- **PROBLEM DESCRIPTION**
Put every one of the lines below into a Markdown table with two columns, Row for its number and Line for its text, skipping any blank lines.

- **RECORD SET**
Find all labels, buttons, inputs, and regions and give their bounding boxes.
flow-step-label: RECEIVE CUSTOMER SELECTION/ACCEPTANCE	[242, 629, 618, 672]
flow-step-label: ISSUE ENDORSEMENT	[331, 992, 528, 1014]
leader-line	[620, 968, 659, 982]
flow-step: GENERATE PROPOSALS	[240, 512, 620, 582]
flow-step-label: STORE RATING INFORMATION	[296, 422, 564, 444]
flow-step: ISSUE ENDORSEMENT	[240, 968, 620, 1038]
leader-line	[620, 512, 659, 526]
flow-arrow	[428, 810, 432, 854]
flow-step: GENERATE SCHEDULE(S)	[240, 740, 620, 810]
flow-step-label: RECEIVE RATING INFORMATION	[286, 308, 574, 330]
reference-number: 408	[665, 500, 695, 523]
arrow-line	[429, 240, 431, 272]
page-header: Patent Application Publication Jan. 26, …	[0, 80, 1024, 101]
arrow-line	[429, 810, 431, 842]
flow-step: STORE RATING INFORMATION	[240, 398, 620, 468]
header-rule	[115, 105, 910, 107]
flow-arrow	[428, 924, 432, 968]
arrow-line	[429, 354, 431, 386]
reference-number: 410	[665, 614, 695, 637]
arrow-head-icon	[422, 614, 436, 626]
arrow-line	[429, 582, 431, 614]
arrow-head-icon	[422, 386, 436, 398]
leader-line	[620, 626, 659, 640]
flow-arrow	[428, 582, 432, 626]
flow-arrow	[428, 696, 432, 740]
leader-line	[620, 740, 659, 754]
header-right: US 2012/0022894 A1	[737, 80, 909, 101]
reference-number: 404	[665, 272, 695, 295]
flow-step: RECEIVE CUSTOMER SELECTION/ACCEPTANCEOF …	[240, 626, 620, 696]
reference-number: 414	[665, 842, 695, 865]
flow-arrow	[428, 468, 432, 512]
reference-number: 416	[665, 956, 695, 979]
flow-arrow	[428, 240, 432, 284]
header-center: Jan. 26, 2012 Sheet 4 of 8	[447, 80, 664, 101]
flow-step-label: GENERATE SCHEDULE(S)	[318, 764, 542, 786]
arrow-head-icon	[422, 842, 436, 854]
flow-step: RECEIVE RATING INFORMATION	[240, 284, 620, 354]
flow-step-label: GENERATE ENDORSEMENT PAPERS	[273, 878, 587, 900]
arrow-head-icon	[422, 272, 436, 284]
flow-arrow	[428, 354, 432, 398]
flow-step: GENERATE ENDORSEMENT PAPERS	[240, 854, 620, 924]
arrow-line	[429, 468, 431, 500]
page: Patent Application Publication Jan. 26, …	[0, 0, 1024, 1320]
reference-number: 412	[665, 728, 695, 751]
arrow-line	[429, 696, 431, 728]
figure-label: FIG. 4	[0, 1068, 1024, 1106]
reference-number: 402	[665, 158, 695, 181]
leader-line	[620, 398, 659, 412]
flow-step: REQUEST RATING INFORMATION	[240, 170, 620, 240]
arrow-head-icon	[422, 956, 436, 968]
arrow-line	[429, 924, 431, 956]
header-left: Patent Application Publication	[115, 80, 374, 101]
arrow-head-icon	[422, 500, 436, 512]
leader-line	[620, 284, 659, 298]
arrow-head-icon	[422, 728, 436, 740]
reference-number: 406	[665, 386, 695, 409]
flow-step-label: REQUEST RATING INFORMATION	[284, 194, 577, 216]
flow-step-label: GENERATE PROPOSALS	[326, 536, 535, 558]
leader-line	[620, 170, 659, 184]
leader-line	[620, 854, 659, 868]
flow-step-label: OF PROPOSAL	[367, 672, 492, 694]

- **REPLY**
| Row | Line |
|---|---|
| 1 | Find all labels, buttons, inputs, and regions and give their bounding boxes. |
| 2 | flow-step-label: RECEIVE CUSTOMER SELECTION/ACCEPTANCE	[242, 629, 618, 672] |
| 3 | flow-step-label: ISSUE ENDORSEMENT	[331, 992, 528, 1014] |
| 4 | leader-line	[620, 968, 659, 982] |
| 5 | flow-step: GENERATE PROPOSALS	[240, 512, 620, 582] |
| 6 | flow-step-label: STORE RATING INFORMATION	[296, 422, 564, 444] |
| 7 | flow-step: ISSUE ENDORSEMENT	[240, 968, 620, 1038] |
| 8 | leader-line	[620, 512, 659, 526] |
| 9 | flow-arrow	[428, 810, 432, 854] |
| 10 | flow-step: GENERATE SCHEDULE(S)	[240, 740, 620, 810] |
| 11 | flow-step-label: RECEIVE RATING INFORMATION	[286, 308, 574, 330] |
| 12 | reference-number: 408	[665, 500, 695, 523] |
| 13 | arrow-line	[429, 240, 431, 272] |
| 14 | page-header: Patent Application Publication Jan. 26, …	[0, 80, 1024, 101] |
| 15 | arrow-line	[429, 810, 431, 842] |
| 16 | flow-step: STORE RATING INFORMATION	[240, 398, 620, 468] |
| 17 | header-rule	[115, 105, 910, 107] |
| 18 | flow-arrow	[428, 924, 432, 968] |
| 19 | arrow-line	[429, 354, 431, 386] |
| 20 | reference-number: 410	[665, 614, 695, 637] |
| 21 | arrow-head-icon	[422, 614, 436, 626] |
| 22 | arrow-line	[429, 582, 431, 614] |
| 23 | arrow-head-icon	[422, 386, 436, 398] |
| 24 | leader-line	[620, 626, 659, 640] |
| 25 | flow-arrow	[428, 582, 432, 626] |
| 26 | flow-arrow	[428, 696, 432, 740] |
| 27 | leader-line	[620, 740, 659, 754] |
| 28 | header-right: US 2012/0022894 A1	[737, 80, 909, 101] |
| 29 | reference-number: 404	[665, 272, 695, 295] |
| 30 | flow-step: RECEIVE CUSTOMER SELECTION/ACCEPTANCEOF …	[240, 626, 620, 696] |
| 31 | reference-number: 414	[665, 842, 695, 865] |
| 32 | flow-arrow	[428, 468, 432, 512] |
| 33 | reference-number: 416	[665, 956, 695, 979] |
| 34 | flow-arrow	[428, 240, 432, 284] |
| 35 | header-center: Jan. 26, 2012 Sheet 4 of 8	[447, 80, 664, 101] |
| 36 | flow-step-label: GENERATE SCHEDULE(S)	[318, 764, 542, 786] |
| 37 | arrow-head-icon	[422, 842, 436, 854] |
| 38 | flow-step: RECEIVE RATING INFORMATION	[240, 284, 620, 354] |
| 39 | flow-step-label: GENERATE ENDORSEMENT PAPERS	[273, 878, 587, 900] |
| 40 | arrow-head-icon	[422, 272, 436, 284] |
| 41 | flow-arrow	[428, 354, 432, 398] |
| 42 | flow-step: GENERATE ENDORSEMENT PAPERS	[240, 854, 620, 924] |
| 43 | arrow-line	[429, 468, 431, 500] |
| 44 | page: Patent Application Publication Jan. 26, …	[0, 0, 1024, 1320] |
| 45 | reference-number: 412	[665, 728, 695, 751] |
| 46 | arrow-line	[429, 696, 431, 728] |
| 47 | figure-label: FIG. 4	[0, 1068, 1024, 1106] |
| 48 | reference-number: 402	[665, 158, 695, 181] |
| 49 | leader-line	[620, 398, 659, 412] |
| 50 | flow-step: REQUEST RATING INFORMATION	[240, 170, 620, 240] |
| 51 | arrow-head-icon	[422, 956, 436, 968] |
| 52 | arrow-line	[429, 924, 431, 956] |
| 53 | header-left: Patent Application Publication	[115, 80, 374, 101] |
| 54 | arrow-head-icon	[422, 500, 436, 512] |
| 55 | leader-line	[620, 284, 659, 298] |
| 56 | arrow-head-icon	[422, 728, 436, 740] |
| 57 | reference-number: 406	[665, 386, 695, 409] |
| 58 | flow-step-label: REQUEST RATING INFORMATION	[284, 194, 577, 216] |
| 59 | flow-step-label: GENERATE PROPOSALS	[326, 536, 535, 558] |
| 60 | leader-line	[620, 170, 659, 184] |
| 61 | leader-line	[620, 854, 659, 868] |
| 62 | flow-step-label: OF PROPOSAL	[367, 672, 492, 694] |